• INSTRUCTIONS FOR THE TASK
Reply with only the number of lines that contain the string "下列说法正确的是".

• DATA ROWS

= = = = = = =

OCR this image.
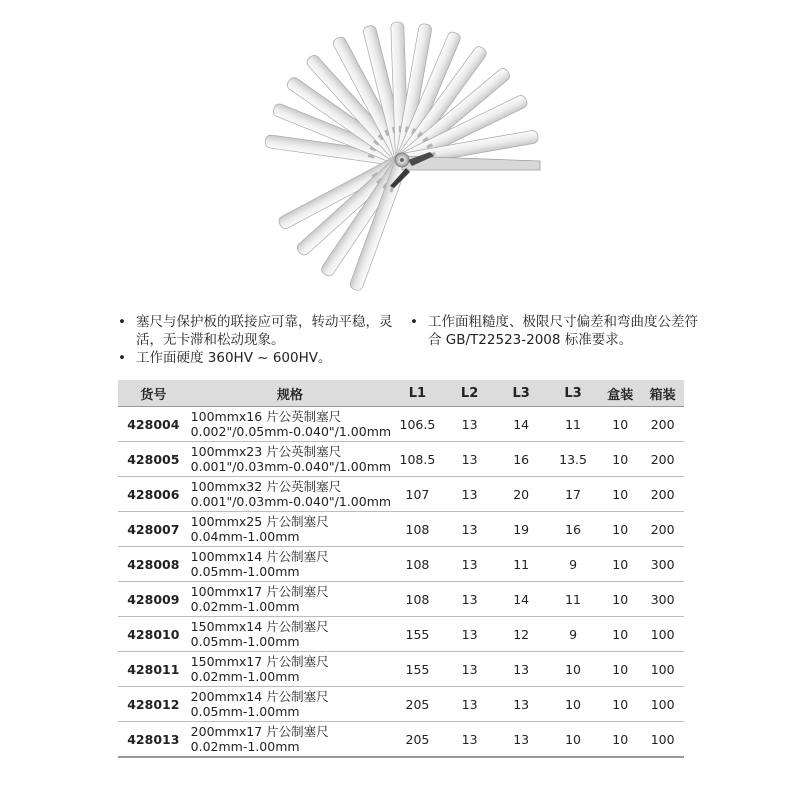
• 塞尺与保护板的联接应可靠，转动平稳，灵活，无卡滞和松动现象。
• 工作面硬度 360HV ~ 600HV。
• 工作面粗糙度、极限尺寸偏差和弯曲度公差符合 GB/T22523-2008 标准要求。
货号	规格	L1	L2	L3	L3	盒装	箱装
428004	100mmx16 片公英制塞尺
0.002"/0.05mm-0.040"/1.00mm	106.5	13	14	11	10	200
428005	100mmx23 片公英制塞尺
0.001"/0.03mm-0.040"/1.00mm	108.5	13	16	13.5	10	200
428006	100mmx32 片公英制塞尺
0.001"/0.03mm-0.040"/1.00mm	107	13	20	17	10	200
428007	100mmx25 片公制塞尺
0.04mm-1.00mm	108	13	19	16	10	200
428008	100mmx14 片公制塞尺
0.05mm-1.00mm	108	13	11	9	10	300
428009	100mmx17 片公制塞尺
0.02mm-1.00mm	108	13	14	11	10	300
428010	150mmx14 片公制塞尺
0.05mm-1.00mm	155	13	12	9	10	100
428011	150mmx17 片公制塞尺
0.02mm-1.00mm	155	13	13	10	10	100
428012	200mmx14 片公制塞尺
0.05mm-1.00mm	205	13	13	10	10	100
428013	200mmx17 片公制塞尺
0.02mm-1.00mm	205	13	13	10	10	100
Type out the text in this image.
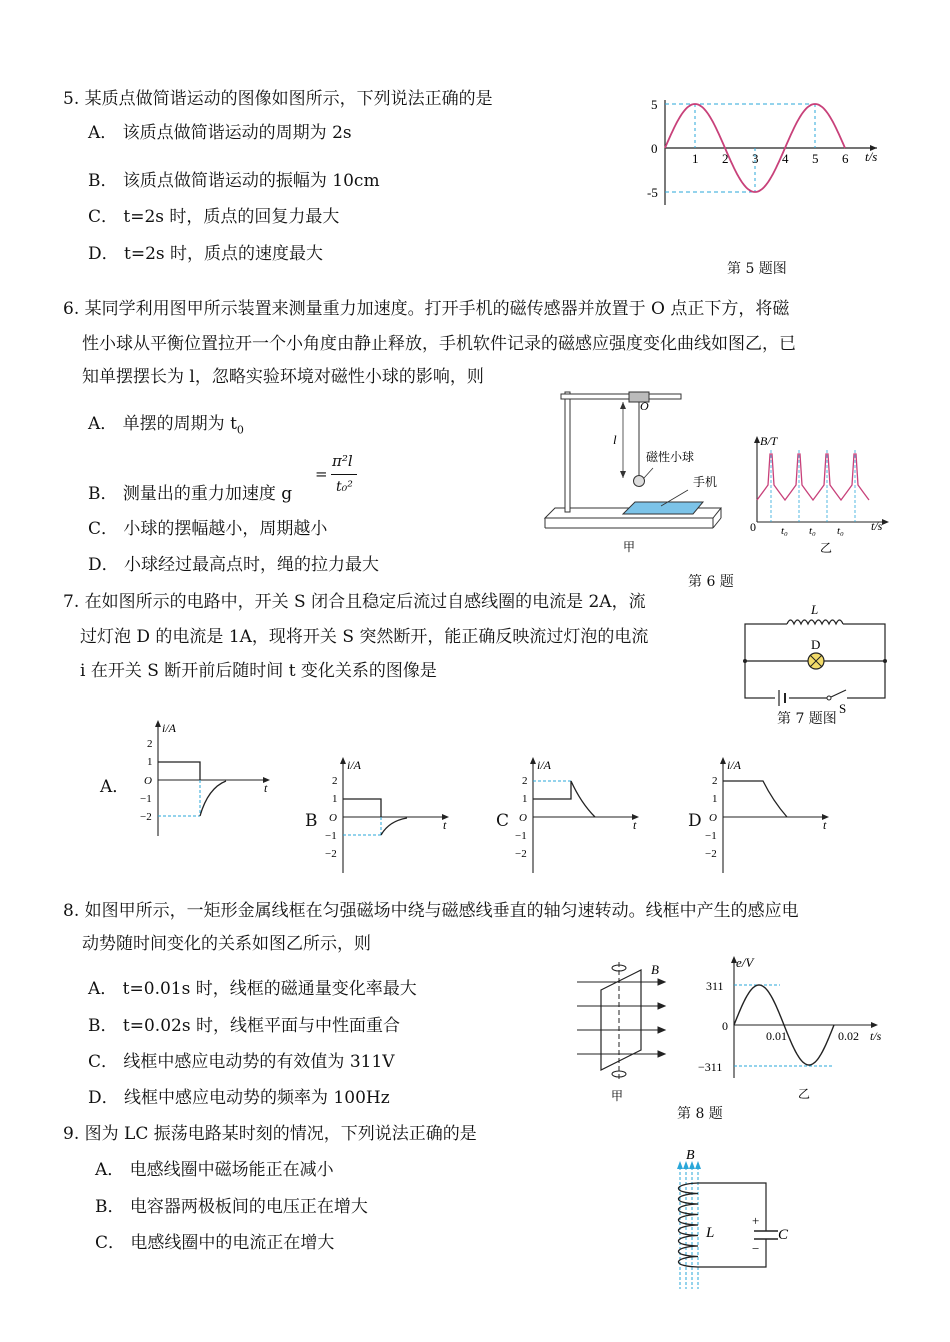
5. 某质点做简谐运动的图像如图所示，下列说法正确的是
A． 该质点做简谐运动的周期为 2s
B． 该质点做简谐运动的振幅为 10cm
C． t=2s 时，质点的回复力最大
D． t=2s 时，质点的速度最大
5
0
-5
1 2 3 4 5 6 t/s
第 5 题图
6. 某同学利用图甲所示装置来测量重力加速度。打开手机的磁传感器并放置于 O 点正下方，将磁
性小球从平衡位置拉开一个小角度由静止释放，手机软件记录的磁感应强度变化曲线如图乙，已
知单摆摆长为 l，忽略实验环境对磁性小球的影响，则
A． 单摆的周期为 $t_0$
B． 测量出的重力加速度 g
=
π²l
t₀²
C． 小球的摆幅越小，周期越小
D． 小球经过最高点时，绳的拉力最大
O
l
磁性小球
手机
甲
B/T
0 t₀ t₀ t₀ t/s
乙
第 6 题
7. 在如图所示的电路中，开关 S 闭合且稳定后流过自感线圈的电流是 2A，流
过灯泡 D 的电流是 1A，现将开关 S 突然断开，能正确反映流过灯泡的电流
i 在开关 S 断开前后随时间 t 变化关系的图像是
L
D
S
第 7 题图
A．
i/A
t
2
1
O
−1
−2	B
i/A
t
2
1
O
−1
−2
C
i/A
t
2
1
O
−1
−2
D
i/A
t
2
1
O
−1
−2
8. 如图甲所示，一矩形金属线框在匀强磁场中绕与磁感线垂直的轴匀速转动。线框中产生的感应电
动势随时间变化的关系如图乙所示，则
A． t=0.01s 时，线框的磁通量变化率最大
B． t=0.02s 时，线框平面与中性面重合
C． 线框中感应电动势的有效值为 311V
D． 线框中感应电动势的频率为 100Hz
B
甲
e/V
311
0
−311
0.01	0.02 t/s
乙
第 8 题
9. 图为 LC 振荡电路某时刻的情况，下列说法正确的是
A． 电感线圈中磁场能正在减小
B． 电容器两极板间的电压正在增大
C． 电感线圈中的电流正在增大
B
L	C
+
−
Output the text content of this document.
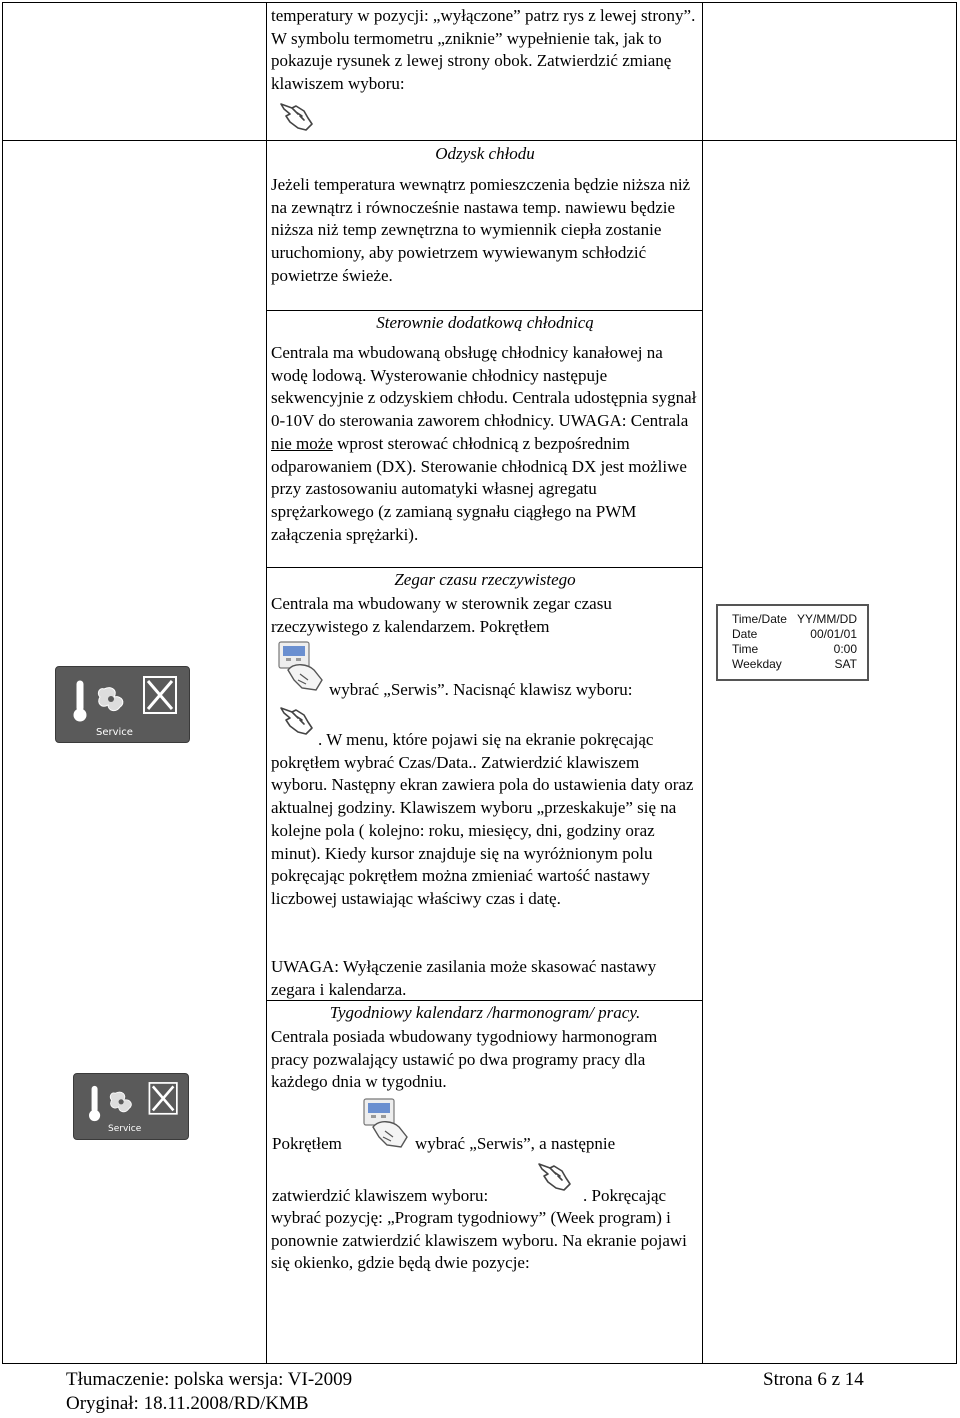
temperatury w pozycji: „wyłączone” patrz rys z lewej strony”. W symbolu termometru „zniknie” wypełnienie tak, jak to pokazuje rysunek z lewej strony obok. Zatwierdzić zmianę klawiszem wyboru:

Odzysk chłodu

Jeżeli temperatura wewnątrz pomieszczenia będzie niższa niż na zewnątrz i równocześnie nastawa temp. nawiewu będzie niższa niż temp zewnętrzna to wymiennik ciepła zostanie uruchomiony, aby powietrzem wywiewanym schłodzić powietrze świeże.

Sterownie dodatkową chłodnicą

Centrala ma wbudowaną obsługę chłodnicy kanałowej na wodę lodową. Wysterowanie chłodnicy następuje sekwencyjnie z odzyskiem chłodu. Centrala udostępnia sygnał 0-10V do sterowania zaworem chłodnicy. UWAGA: Centrala nie może wprost sterować chłodnicą z bezpośrednim odparowaniem (DX). Sterowanie chłodnicą DX jest możliwe przy zastosowaniu automatyki własnej agregatu sprężarkowego (z zamianą sygnału ciągłego na PWM załączenia sprężarki).

Zegar czasu rzeczywistego

Centrala ma wbudowany w sterownik zegar czasu rzeczywistego z kalendarzem. Pokrętłem

wybrać „Serwis”. Nacisnąć klawisz wyboru:

. W menu, które pojawi się na ekranie pokręcając pokrętłem wybrać Czas/Data.. Zatwierdzić klawiszem wyboru. Następny ekran zawiera pola do ustawienia daty oraz aktualnej godziny. Klawiszem wyboru „przeskakuje” się na kolejne pola ( kolejno: roku, miesięcy, dni, godziny oraz minut). Kiedy kursor znajduje się na wyróżnionym polu pokręcając pokrętłem można zmieniać wartość nastawy liczbowej ustawiając właściwy czas i datę.

UWAGA: Wyłączenie zasilania może skasować nastawy zegara i kalendarza.

Time/Date YY/MM/DD
Date	00/01/01
Time	0:00
Weekday	SAT
Service
Tygodniowy kalendarz /harmonogram/ pracy.

Centrala posiada wbudowany tygodniowy harmonogram pracy pozwalający ustawić po dwa programy pracy dla każdego dnia w tygodniu.

Pokrętłem	wybrać „Serwis”, a następnie
zatwierdzić klawiszem wyboru:	. Pokręcając

wybrać pozycję: „Program tygodniowy” (Week program) i ponownie zatwierdzić klawiszem wyboru. Na ekranie pojawi się okienko, gdzie będą dwie pozycje:

Service
Tłumaczenie: polska wersja: VI-2009
Oryginał: 18.11.2008/RD/KMB
Strona 6 z 14
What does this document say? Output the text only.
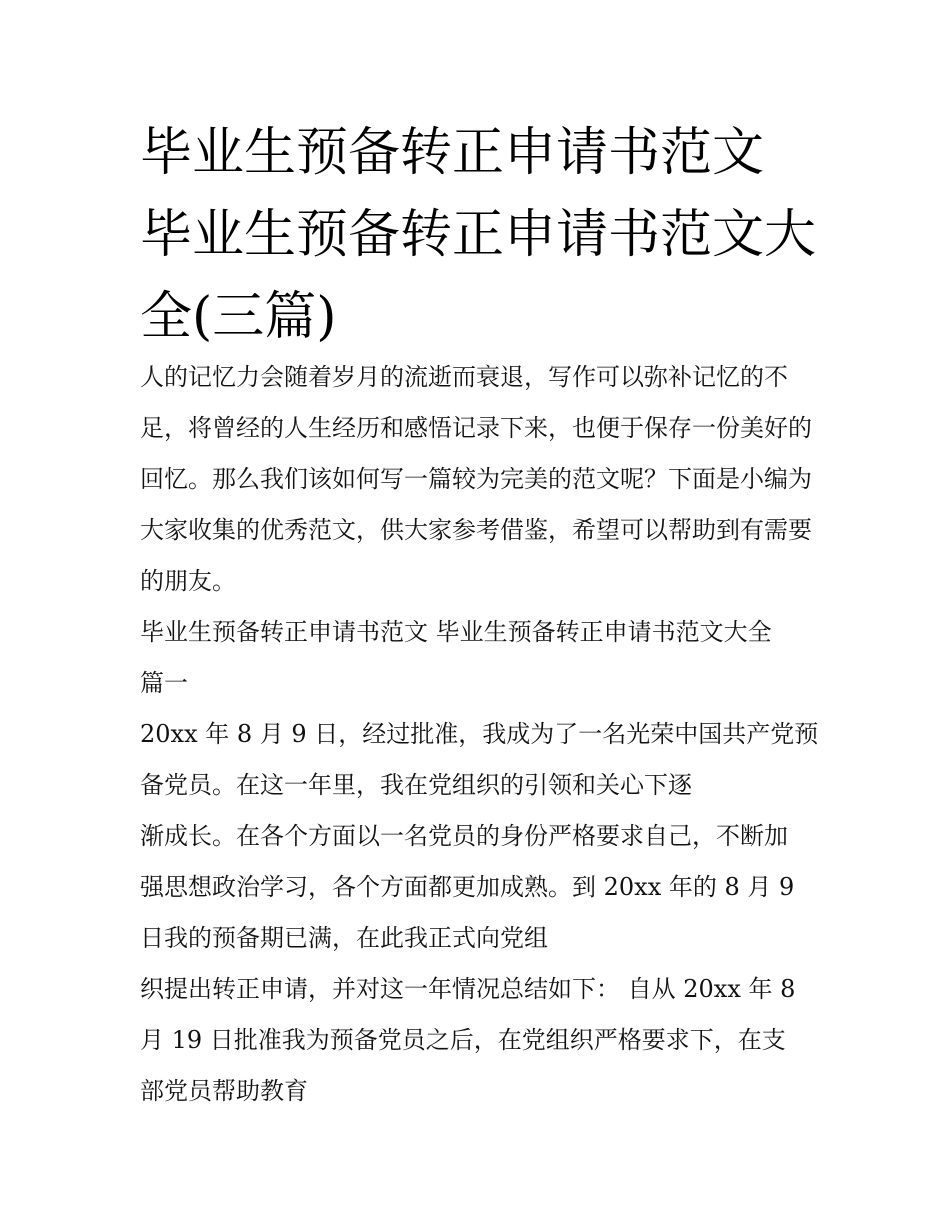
毕业生预备转正申请书范文 毕业生预备转正申请书范文大全(三篇)

人的记忆力会随着岁月的流逝而衰退，写作可以弥补记忆的不足，将曾经的人生经历和感悟记录下来，也便于保存一份美好的回忆。那么我们该如何写一篇较为完美的范文呢？下面是小编为大家收集的优秀范文，供大家参考借鉴，希望可以帮助到有需要的朋友。

毕业生预备转正申请书范文 毕业生预备转正申请书范文大全

篇一

20xx 年 8 月 9 日，经过批准，我成为了一名光荣中国共产党预
备党员。在这一年里，我在党组织的引领和关心下逐
渐成长。在各个方面以一名党员的身份严格要求自己，不断加
强思想政治学习，各个方面都更加成熟。到 20xx 年的 8 月 9
日我的预备期已满，在此我正式向党组
织提出转正申请，并对这一年情况总结如下： 自从 20xx 年 8
月 19 日批准我为预备党员之后，在党组织严格要求下，在支
部党员帮助教育
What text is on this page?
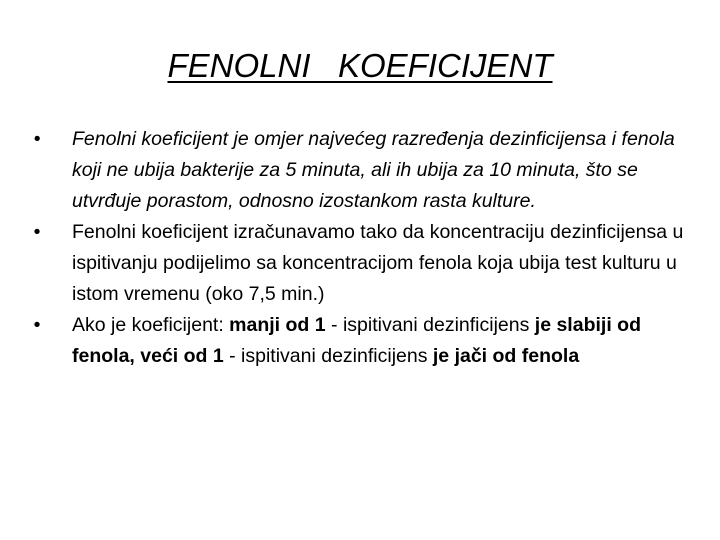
FENOLNI   KOEFICIJENT
• Fenolni koeficijent je omjer najvećeg razređenja dezinficijensa i fenola koji ne ubija bakterije za 5 minuta, ali ih ubija za 10 minuta, što se utvrđuje porastom, odnosno izostankom rasta kulture.
• Fenolni koeficijent izračunavamo tako da koncentraciju dezinficijensa u ispitivanju podijelimo sa koncentracijom fenola koja ubija test kulturu u istom vremenu (oko 7,5 min.)
• Ako je koeficijent: manji od 1 - ispitivani dezinficijens je slabiji od fenola, veći od 1 - ispitivani dezinficijens je jači od fenola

= = = = = = =

• TASK OUTPUT
2